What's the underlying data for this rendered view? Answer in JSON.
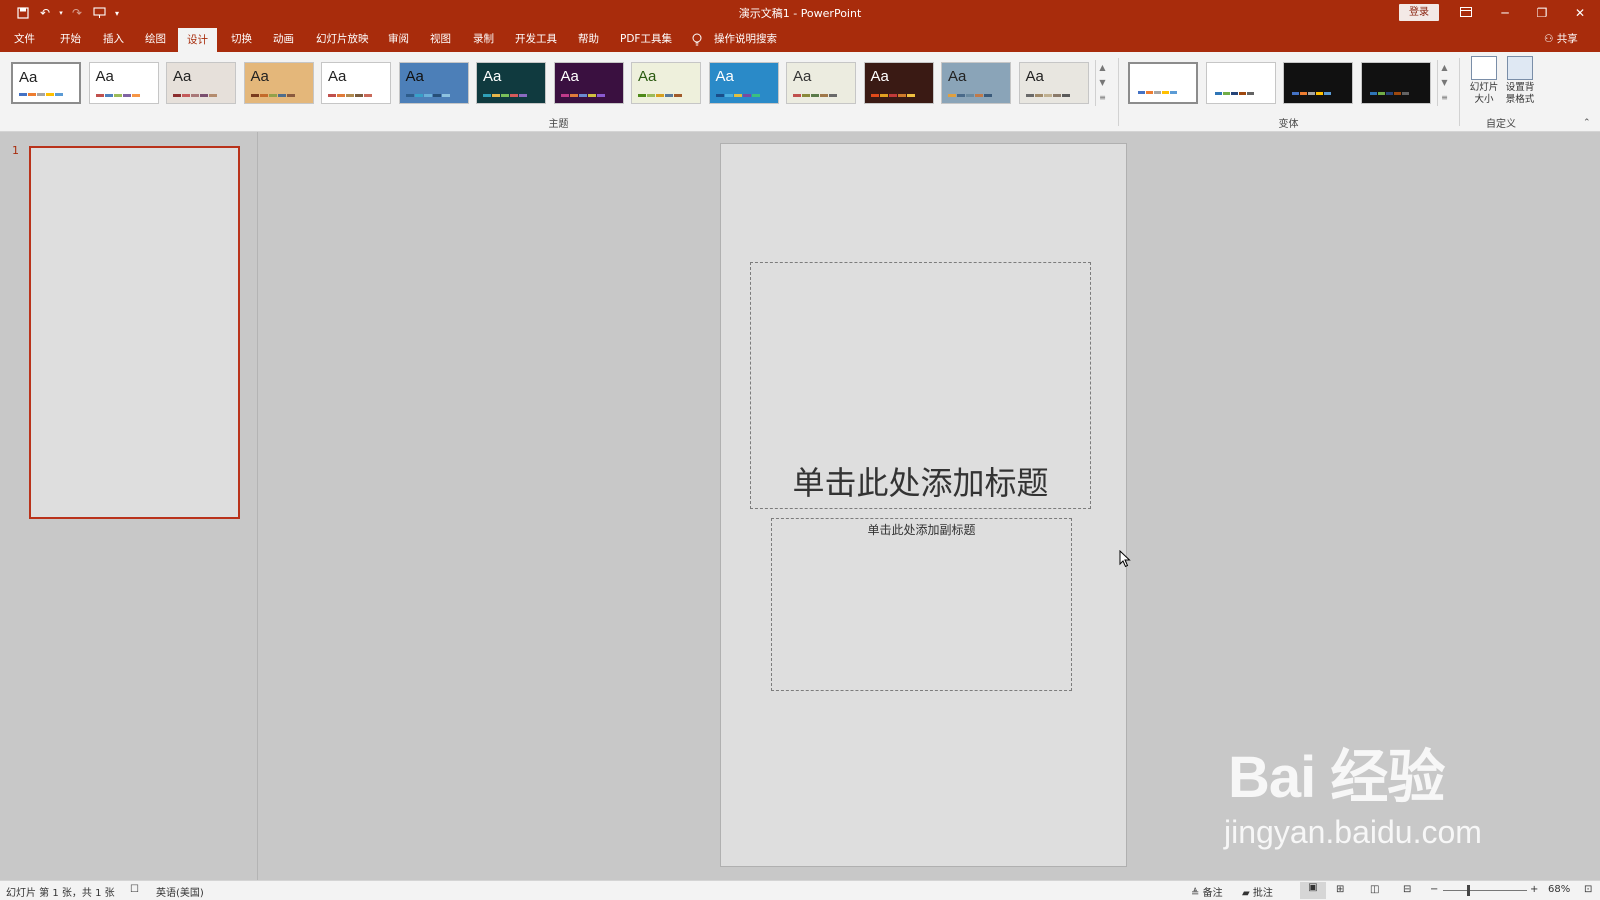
{
  "window": {
    "title": "演示文稿1 - PowerPoint",
    "login_label": "登录",
    "share_label": "共享"
  },
  "tabs": [
    "文件",
    "开始",
    "插入",
    "绘图",
    "设计",
    "切换",
    "动画",
    "幻灯片放映",
    "审阅",
    "视图",
    "录制",
    "开发工具",
    "帮助",
    "PDF工具集"
  ],
  "active_tab": "设计",
  "tell_me": "操作说明搜索",
  "ribbon": {
    "themes_label": "主题",
    "variants_label": "变体",
    "customize_label": "自定义",
    "slide_size_label": "幻灯片大小",
    "format_bg_label": "设置背景格式",
    "theme_aa": "Aa",
    "themes": [
      {
        "bg": "#ffffff",
        "fg": "#222222",
        "dots": [
          "#4472c4",
          "#ed7d31",
          "#a5a5a5",
          "#ffc000",
          "#5b9bd5"
        ]
      },
      {
        "bg": "#ffffff",
        "fg": "#222222",
        "dots": [
          "#c0504d",
          "#4f81bd",
          "#9bbb59",
          "#8064a2",
          "#f79646"
        ]
      },
      {
        "bg": "#e6e0da",
        "fg": "#222222",
        "dots": [
          "#8b2d2d",
          "#c45a5a",
          "#a97878",
          "#7a4f6f",
          "#b48c6e"
        ]
      },
      {
        "bg": "#e4b77a",
        "fg": "#222222",
        "dots": [
          "#7a3b1c",
          "#c46a2a",
          "#92a14a",
          "#4f6d8c",
          "#8a5a3e"
        ]
      },
      {
        "bg": "#ffffff",
        "fg": "#222222",
        "dots": [
          "#c0504d",
          "#e07b39",
          "#b08a50",
          "#7a5c3e",
          "#c96a5a"
        ]
      },
      {
        "bg": "#4c7fb8",
        "fg": "#111111",
        "dots": [
          "#2e5d8c",
          "#38a1c9",
          "#6ab0d8",
          "#264f78",
          "#8ec3e0"
        ]
      },
      {
        "bg": "#103a3f",
        "fg": "#ffffff",
        "dots": [
          "#2fa0b8",
          "#e6b54a",
          "#7abf5a",
          "#d45a5a",
          "#8a6ac0"
        ]
      },
      {
        "bg": "#3a1040",
        "fg": "#ffffff",
        "dots": [
          "#c03a8a",
          "#e07a3a",
          "#6a8ad0",
          "#d0c040",
          "#8a5ad0"
        ]
      },
      {
        "bg": "#eef0dc",
        "fg": "#2a5a10",
        "dots": [
          "#4e8a1a",
          "#9bbb59",
          "#d6a020",
          "#5a7a9a",
          "#a05a2a"
        ]
      },
      {
        "bg": "#2a8ac8",
        "fg": "#ffffff",
        "dots": [
          "#1a4e8a",
          "#4ab0e0",
          "#e0c040",
          "#7a4aa0",
          "#3ac080"
        ]
      },
      {
        "bg": "#ecece0",
        "fg": "#333333",
        "dots": [
          "#c0504d",
          "#8a8a3a",
          "#5a7a4a",
          "#a0784a",
          "#6a6a6a"
        ]
      },
      {
        "bg": "#3a1a14",
        "fg": "#ffffff",
        "dots": [
          "#e04a1a",
          "#e0a020",
          "#c03a3a",
          "#d07a2a",
          "#f0c040"
        ]
      },
      {
        "bg": "#8aa4b8",
        "fg": "#222222",
        "dots": [
          "#e0a040",
          "#4a6a8a",
          "#6a8aa0",
          "#c07a4a",
          "#3a5a7a"
        ]
      },
      {
        "bg": "#e8e6e0",
        "fg": "#222222",
        "dots": [
          "#6a6a6a",
          "#a08a6a",
          "#c0b090",
          "#8a7a6a",
          "#5a5a5a"
        ]
      }
    ],
    "variants": [
      {
        "bg": "#ffffff",
        "dots": [
          "#4472c4",
          "#ed7d31",
          "#a5a5a5",
          "#ffc000",
          "#5b9bd5"
        ]
      },
      {
        "bg": "#ffffff",
        "dots": [
          "#2e75b6",
          "#70ad47",
          "#264478",
          "#9e480e",
          "#636363"
        ]
      },
      {
        "bg": "#111111",
        "dots": [
          "#4472c4",
          "#ed7d31",
          "#a5a5a5",
          "#ffc000",
          "#5b9bd5"
        ]
      },
      {
        "bg": "#111111",
        "dots": [
          "#2e75b6",
          "#70ad47",
          "#264478",
          "#9e480e",
          "#636363"
        ]
      }
    ]
  },
  "slide_pane": {
    "slide_number": "1"
  },
  "slide": {
    "title_placeholder": "单击此处添加标题",
    "subtitle_placeholder": "单击此处添加副标题"
  },
  "status": {
    "slide_info": "幻灯片 第 1 张，共 1 张",
    "language": "英语(美国)",
    "notes_label": "备注",
    "comments_label": "批注",
    "zoom": "68%"
  },
  "watermark": {
    "main": "Bai 经验",
    "sub": "jingyan.baidu.com"
  },
  "colors": {
    "accent": "#a82c0c",
    "ribbon_bg": "#f3f3f3",
    "workspace": "#c8c8c8",
    "slide_bg": "#dedede"
  }
}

- - -

# Task brief
Reproduce each line word for word and drop the pictures.

# Reply to the task
What's the underlying data for this rendered view? Answer in JSON.
{
  "window": {
    "title": "演示文稿1 - PowerPoint",
    "login_label": "登录",
    "share_label": "共享"
  },
  "tabs": [
    "文件",
    "开始",
    "插入",
    "绘图",
    "设计",
    "切换",
    "动画",
    "幻灯片放映",
    "审阅",
    "视图",
    "录制",
    "开发工具",
    "帮助",
    "PDF工具集"
  ],
  "active_tab": "设计",
  "tell_me": "操作说明搜索",
  "ribbon": {
    "themes_label": "主题",
    "variants_label": "变体",
    "customize_label": "自定义",
    "slide_size_label": "幻灯片大小",
    "format_bg_label": "设置背景格式",
    "theme_aa": "Aa",
    "themes": [
      {
        "bg": "#ffffff",
        "fg": "#222222",
        "dots": [
          "#4472c4",
          "#ed7d31",
          "#a5a5a5",
          "#ffc000",
          "#5b9bd5"
        ]
      },
      {
        "bg": "#ffffff",
        "fg": "#222222",
        "dots": [
          "#c0504d",
          "#4f81bd",
          "#9bbb59",
          "#8064a2",
          "#f79646"
        ]
      },
      {
        "bg": "#e6e0da",
        "fg": "#222222",
        "dots": [
          "#8b2d2d",
          "#c45a5a",
          "#a97878",
          "#7a4f6f",
          "#b48c6e"
        ]
      },
      {
        "bg": "#e4b77a",
        "fg": "#222222",
        "dots": [
          "#7a3b1c",
          "#c46a2a",
          "#92a14a",
          "#4f6d8c",
          "#8a5a3e"
        ]
      },
      {
        "bg": "#ffffff",
        "fg": "#222222",
        "dots": [
          "#c0504d",
          "#e07b39",
          "#b08a50",
          "#7a5c3e",
          "#c96a5a"
        ]
      },
      {
        "bg": "#4c7fb8",
        "fg": "#111111",
        "dots": [
          "#2e5d8c",
          "#38a1c9",
          "#6ab0d8",
          "#264f78",
          "#8ec3e0"
        ]
      },
      {
        "bg": "#103a3f",
        "fg": "#ffffff",
        "dots": [
          "#2fa0b8",
          "#e6b54a",
          "#7abf5a",
          "#d45a5a",
          "#8a6ac0"
        ]
      },
      {
        "bg": "#3a1040",
        "fg": "#ffffff",
        "dots": [
          "#c03a8a",
          "#e07a3a",
          "#6a8ad0",
          "#d0c040",
          "#8a5ad0"
        ]
      },
      {
        "bg": "#eef0dc",
        "fg": "#2a5a10",
        "dots": [
          "#4e8a1a",
          "#9bbb59",
          "#d6a020",
          "#5a7a9a",
          "#a05a2a"
        ]
      },
      {
        "bg": "#2a8ac8",
        "fg": "#ffffff",
        "dots": [
          "#1a4e8a",
          "#4ab0e0",
          "#e0c040",
          "#7a4aa0",
          "#3ac080"
        ]
      },
      {
        "bg": "#ecece0",
        "fg": "#333333",
        "dots": [
          "#c0504d",
          "#8a8a3a",
          "#5a7a4a",
          "#a0784a",
          "#6a6a6a"
        ]
      },
      {
        "bg": "#3a1a14",
        "fg": "#ffffff",
        "dots": [
          "#e04a1a",
          "#e0a020",
          "#c03a3a",
          "#d07a2a",
          "#f0c040"
        ]
      },
      {
        "bg": "#8aa4b8",
        "fg": "#222222",
        "dots": [
          "#e0a040",
          "#4a6a8a",
          "#6a8aa0",
          "#c07a4a",
          "#3a5a7a"
        ]
      },
      {
        "bg": "#e8e6e0",
        "fg": "#222222",
        "dots": [
          "#6a6a6a",
          "#a08a6a",
          "#c0b090",
          "#8a7a6a",
          "#5a5a5a"
        ]
      }
    ],
    "variants": [
      {
        "bg": "#ffffff",
        "dots": [
          "#4472c4",
          "#ed7d31",
          "#a5a5a5",
          "#ffc000",
          "#5b9bd5"
        ]
      },
      {
        "bg": "#ffffff",
        "dots": [
          "#2e75b6",
          "#70ad47",
          "#264478",
          "#9e480e",
          "#636363"
        ]
      },
      {
        "bg": "#111111",
        "dots": [
          "#4472c4",
          "#ed7d31",
          "#a5a5a5",
          "#ffc000",
          "#5b9bd5"
        ]
      },
      {
        "bg": "#111111",
        "dots": [
          "#2e75b6",
          "#70ad47",
          "#264478",
          "#9e480e",
          "#636363"
        ]
      }
    ]
  },
  "slide_pane": {
    "slide_number": "1"
  },
  "slide": {
    "title_placeholder": "单击此处添加标题",
    "subtitle_placeholder": "单击此处添加副标题"
  },
  "status": {
    "slide_info": "幻灯片 第 1 张，共 1 张",
    "language": "英语(美国)",
    "notes_label": "备注",
    "comments_label": "批注",
    "zoom": "68%"
  },
  "watermark": {
    "main": "Bai 经验",
    "sub": "jingyan.baidu.com"
  },
  "colors": {
    "accent": "#a82c0c",
    "ribbon_bg": "#f3f3f3",
    "workspace": "#c8c8c8",
    "slide_bg": "#dedede"
  }
}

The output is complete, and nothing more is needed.